### Objective
Below are records; work out how many of their lines hold the string "style" and give that number alone.

### Raw data
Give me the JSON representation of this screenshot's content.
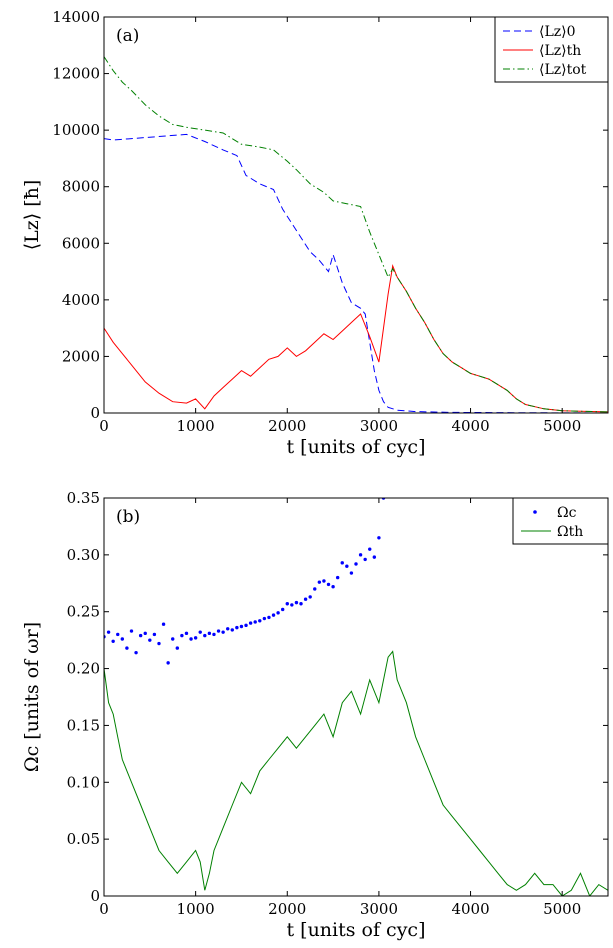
{
  "chart_data": [
    {
      "type": "line",
      "panel_label": "(a)",
      "xlabel": "t [units of cyc]",
      "ylabel": "⟨Lz⟩ [ħ]",
      "xlim": [
        0,
        5500
      ],
      "ylim": [
        0,
        14000
      ],
      "xticks": [
        0,
        1000,
        2000,
        3000,
        4000,
        5000
      ],
      "xtick_labels": [
        "0",
        "1000",
        "2000",
        "3000",
        "4000",
        "5000"
      ],
      "yticks": [
        0,
        2000,
        4000,
        6000,
        8000,
        10000,
        12000,
        14000
      ],
      "ytick_labels": [
        "0",
        "2000",
        "4000",
        "6000",
        "8000",
        "10000",
        "12000",
        "14000"
      ],
      "legend_position": "top-right",
      "series": [
        {
          "name": "⟨Lz⟩0",
          "color": "#0000ff",
          "style": "dashed",
          "x": [
            0,
            100,
            300,
            500,
            700,
            900,
            1100,
            1300,
            1450,
            1550,
            1700,
            1850,
            1950,
            2050,
            2150,
            2250,
            2350,
            2450,
            2500,
            2600,
            2700,
            2800,
            2850,
            2900,
            2950,
            3000,
            3050,
            3100,
            3200,
            3400,
            3800,
            4500,
            5500
          ],
          "y": [
            9700,
            9650,
            9700,
            9750,
            9800,
            9850,
            9600,
            9300,
            9100,
            8400,
            8100,
            7900,
            7200,
            6700,
            6200,
            5700,
            5400,
            5000,
            5600,
            4600,
            3900,
            3700,
            3500,
            2500,
            1500,
            800,
            400,
            200,
            100,
            50,
            20,
            10,
            0
          ]
        },
        {
          "name": "⟨Lz⟩th",
          "color": "#ff0000",
          "style": "solid",
          "x": [
            0,
            100,
            200,
            300,
            450,
            600,
            750,
            900,
            1000,
            1100,
            1200,
            1300,
            1400,
            1500,
            1600,
            1700,
            1800,
            1900,
            2000,
            2100,
            2200,
            2300,
            2400,
            2500,
            2600,
            2700,
            2800,
            2900,
            3000,
            3100,
            3150,
            3200,
            3300,
            3400,
            3500,
            3600,
            3700,
            3800,
            3900,
            4000,
            4100,
            4200,
            4300,
            4400,
            4500,
            4600,
            4800,
            5000,
            5200,
            5500
          ],
          "y": [
            3000,
            2500,
            2100,
            1700,
            1100,
            700,
            400,
            350,
            500,
            150,
            600,
            900,
            1200,
            1500,
            1300,
            1600,
            1900,
            2000,
            2300,
            2000,
            2200,
            2500,
            2800,
            2600,
            2900,
            3200,
            3500,
            2700,
            1800,
            4200,
            5200,
            4800,
            4300,
            3700,
            3200,
            2600,
            2100,
            1800,
            1600,
            1400,
            1300,
            1200,
            1000,
            800,
            500,
            300,
            150,
            80,
            60,
            40
          ]
        },
        {
          "name": "⟨Lz⟩tot",
          "color": "#008000",
          "style": "dashdot",
          "x": [
            0,
            100,
            200,
            300,
            450,
            600,
            750,
            900,
            1100,
            1300,
            1500,
            1700,
            1850,
            2000,
            2100,
            2250,
            2400,
            2500,
            2650,
            2800,
            2900,
            3000,
            3100,
            3150,
            3200,
            3300,
            3400,
            3500,
            3600,
            3700,
            3800,
            3900,
            4000,
            4100,
            4200,
            4300,
            4400,
            4500,
            4600,
            4800,
            5000,
            5200,
            5500
          ],
          "y": [
            12600,
            12100,
            11700,
            11400,
            10900,
            10500,
            10200,
            10100,
            10000,
            9900,
            9500,
            9400,
            9300,
            8900,
            8600,
            8100,
            7800,
            7500,
            7400,
            7300,
            6400,
            5600,
            4800,
            5100,
            4800,
            4300,
            3700,
            3200,
            2600,
            2100,
            1800,
            1600,
            1400,
            1300,
            1200,
            1000,
            800,
            500,
            300,
            150,
            80,
            60,
            40
          ]
        }
      ]
    },
    {
      "type": "line",
      "panel_label": "(b)",
      "xlabel": "t [units of cyc]",
      "ylabel": "Ωc [units of ωr]",
      "xlim": [
        0,
        5500
      ],
      "ylim": [
        0,
        0.35
      ],
      "xticks": [
        0,
        1000,
        2000,
        3000,
        4000,
        5000
      ],
      "xtick_labels": [
        "0",
        "1000",
        "2000",
        "3000",
        "4000",
        "5000"
      ],
      "yticks": [
        0,
        0.05,
        0.1,
        0.15,
        0.2,
        0.25,
        0.3,
        0.35
      ],
      "ytick_labels": [
        "0",
        "0.05",
        "0.10",
        "0.15",
        "0.20",
        "0.25",
        "0.30",
        "0.35"
      ],
      "legend_position": "top-right",
      "series": [
        {
          "name": "Ωc",
          "color": "#0000ff",
          "style": "dots",
          "x": [
            0,
            50,
            100,
            150,
            200,
            250,
            300,
            350,
            400,
            450,
            500,
            550,
            600,
            650,
            700,
            750,
            800,
            850,
            900,
            950,
            1000,
            1050,
            1100,
            1150,
            1200,
            1250,
            1300,
            1350,
            1400,
            1450,
            1500,
            1550,
            1600,
            1650,
            1700,
            1750,
            1800,
            1850,
            1900,
            1950,
            2000,
            2050,
            2100,
            2150,
            2200,
            2250,
            2300,
            2350,
            2400,
            2450,
            2500,
            2550,
            2600,
            2650,
            2700,
            2750,
            2800,
            2850,
            2900,
            2950,
            3000,
            3050
          ],
          "y": [
            0.228,
            0.232,
            0.224,
            0.23,
            0.226,
            0.218,
            0.233,
            0.214,
            0.229,
            0.231,
            0.225,
            0.23,
            0.222,
            0.239,
            0.205,
            0.226,
            0.218,
            0.229,
            0.231,
            0.226,
            0.227,
            0.232,
            0.229,
            0.231,
            0.23,
            0.233,
            0.232,
            0.235,
            0.234,
            0.236,
            0.237,
            0.238,
            0.24,
            0.241,
            0.242,
            0.244,
            0.245,
            0.247,
            0.249,
            0.252,
            0.257,
            0.256,
            0.258,
            0.257,
            0.261,
            0.263,
            0.27,
            0.276,
            0.277,
            0.274,
            0.272,
            0.28,
            0.293,
            0.29,
            0.284,
            0.292,
            0.3,
            0.296,
            0.305,
            0.298,
            0.315,
            0.35
          ]
        },
        {
          "name": "Ωth",
          "color": "#008000",
          "style": "solid",
          "x": [
            0,
            50,
            100,
            150,
            200,
            250,
            300,
            400,
            500,
            600,
            700,
            800,
            900,
            1000,
            1050,
            1100,
            1150,
            1200,
            1300,
            1400,
            1500,
            1600,
            1700,
            1800,
            1900,
            2000,
            2100,
            2200,
            2300,
            2400,
            2500,
            2600,
            2700,
            2800,
            2900,
            3000,
            3100,
            3150,
            3200,
            3300,
            3400,
            3500,
            3600,
            3700,
            3800,
            3900,
            4000,
            4100,
            4200,
            4300,
            4400,
            4500,
            4600,
            4700,
            4800,
            4900,
            5000,
            5100,
            5200,
            5300,
            5400,
            5500
          ],
          "y": [
            0.2,
            0.17,
            0.16,
            0.14,
            0.12,
            0.11,
            0.1,
            0.08,
            0.06,
            0.04,
            0.03,
            0.02,
            0.03,
            0.04,
            0.03,
            0.005,
            0.02,
            0.04,
            0.06,
            0.08,
            0.1,
            0.09,
            0.11,
            0.12,
            0.13,
            0.14,
            0.13,
            0.14,
            0.15,
            0.16,
            0.14,
            0.17,
            0.18,
            0.16,
            0.19,
            0.17,
            0.21,
            0.215,
            0.19,
            0.17,
            0.14,
            0.12,
            0.1,
            0.08,
            0.07,
            0.06,
            0.05,
            0.04,
            0.03,
            0.02,
            0.01,
            0.005,
            0.01,
            0.02,
            0.01,
            0.01,
            0.0,
            0.005,
            0.02,
            0.0,
            0.01,
            0.005
          ]
        }
      ]
    }
  ]
}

### Result of this exercise
5